**EXERCISE BRIEF:** Take all the material and copy it exactly.
++++++++++++++++++++
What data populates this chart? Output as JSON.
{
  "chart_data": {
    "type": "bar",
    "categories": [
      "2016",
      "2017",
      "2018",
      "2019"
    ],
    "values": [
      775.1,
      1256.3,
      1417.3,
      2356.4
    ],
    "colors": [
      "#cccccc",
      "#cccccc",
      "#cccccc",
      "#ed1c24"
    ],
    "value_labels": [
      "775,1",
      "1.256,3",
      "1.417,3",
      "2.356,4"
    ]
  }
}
++++++++++++++++++++
**EXERCISE SOLUTION:**
What data populates this chart? Output as JSON.
{
  "chart_data": {
    "type": "bar",
    "categories": [
      "2016",
      "2017",
      "2018",
      "2019"
    ],
    "values": [
      775.1,
      1256.3,
      1417.3,
      2356.4
    ],
    "colors": [
      "#cccccc",
      "#cccccc",
      "#cccccc",
      "#ed1c24"
    ],
    "value_labels": [
      "775,1",
      "1.256,3",
      "1.417,3",
      "2.356,4"
    ]
  }
}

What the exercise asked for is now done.